Written problem - Output all of the data below exactly as given.

--- start of Data to process ---

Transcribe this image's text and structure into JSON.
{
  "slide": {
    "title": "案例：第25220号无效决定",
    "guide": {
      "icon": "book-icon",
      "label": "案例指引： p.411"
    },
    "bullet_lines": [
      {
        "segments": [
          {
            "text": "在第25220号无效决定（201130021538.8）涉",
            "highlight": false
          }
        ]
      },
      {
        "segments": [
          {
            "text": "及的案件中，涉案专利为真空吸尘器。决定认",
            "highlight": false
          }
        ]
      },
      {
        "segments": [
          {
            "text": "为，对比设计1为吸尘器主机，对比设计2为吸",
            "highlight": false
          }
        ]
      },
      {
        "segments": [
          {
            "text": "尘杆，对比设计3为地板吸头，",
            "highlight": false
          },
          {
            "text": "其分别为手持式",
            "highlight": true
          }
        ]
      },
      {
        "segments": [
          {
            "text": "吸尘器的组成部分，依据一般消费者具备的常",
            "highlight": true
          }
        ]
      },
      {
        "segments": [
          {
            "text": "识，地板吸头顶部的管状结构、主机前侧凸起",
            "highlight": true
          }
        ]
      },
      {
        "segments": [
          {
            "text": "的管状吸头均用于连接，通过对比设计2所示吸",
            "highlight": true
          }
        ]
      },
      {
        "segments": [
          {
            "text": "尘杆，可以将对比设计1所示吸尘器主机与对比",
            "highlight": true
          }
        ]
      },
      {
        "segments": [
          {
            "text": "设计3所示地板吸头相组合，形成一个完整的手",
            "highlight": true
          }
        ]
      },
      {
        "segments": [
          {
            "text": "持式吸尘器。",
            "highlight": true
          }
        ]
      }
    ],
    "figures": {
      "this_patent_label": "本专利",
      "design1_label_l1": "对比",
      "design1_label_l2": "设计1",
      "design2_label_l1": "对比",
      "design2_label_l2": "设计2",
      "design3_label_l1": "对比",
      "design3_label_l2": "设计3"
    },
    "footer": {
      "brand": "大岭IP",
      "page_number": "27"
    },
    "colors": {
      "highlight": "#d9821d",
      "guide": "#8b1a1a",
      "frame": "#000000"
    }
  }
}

--- end of Data to process ---

Result below -
Transcribe this image's text and structure into JSON.
{
  "slide": {
    "title": "案例：第25220号无效决定",
    "guide": {
      "icon": "book-icon",
      "label": "案例指引： p.411"
    },
    "bullet_lines": [
      {
        "segments": [
          {
            "text": "在第25220号无效决定（201130021538.8）涉",
            "highlight": false
          }
        ]
      },
      {
        "segments": [
          {
            "text": "及的案件中，涉案专利为真空吸尘器。决定认",
            "highlight": false
          }
        ]
      },
      {
        "segments": [
          {
            "text": "为，对比设计1为吸尘器主机，对比设计2为吸",
            "highlight": false
          }
        ]
      },
      {
        "segments": [
          {
            "text": "尘杆，对比设计3为地板吸头，",
            "highlight": false
          },
          {
            "text": "其分别为手持式",
            "highlight": true
          }
        ]
      },
      {
        "segments": [
          {
            "text": "吸尘器的组成部分，依据一般消费者具备的常",
            "highlight": true
          }
        ]
      },
      {
        "segments": [
          {
            "text": "识，地板吸头顶部的管状结构、主机前侧凸起",
            "highlight": true
          }
        ]
      },
      {
        "segments": [
          {
            "text": "的管状吸头均用于连接，通过对比设计2所示吸",
            "highlight": true
          }
        ]
      },
      {
        "segments": [
          {
            "text": "尘杆，可以将对比设计1所示吸尘器主机与对比",
            "highlight": true
          }
        ]
      },
      {
        "segments": [
          {
            "text": "设计3所示地板吸头相组合，形成一个完整的手",
            "highlight": true
          }
        ]
      },
      {
        "segments": [
          {
            "text": "持式吸尘器。",
            "highlight": true
          }
        ]
      }
    ],
    "figures": {
      "this_patent_label": "本专利",
      "design1_label_l1": "对比",
      "design1_label_l2": "设计1",
      "design2_label_l1": "对比",
      "design2_label_l2": "设计2",
      "design3_label_l1": "对比",
      "design3_label_l2": "设计3"
    },
    "footer": {
      "brand": "大岭IP",
      "page_number": "27"
    },
    "colors": {
      "highlight": "#d9821d",
      "guide": "#8b1a1a",
      "frame": "#000000"
    }
  }
}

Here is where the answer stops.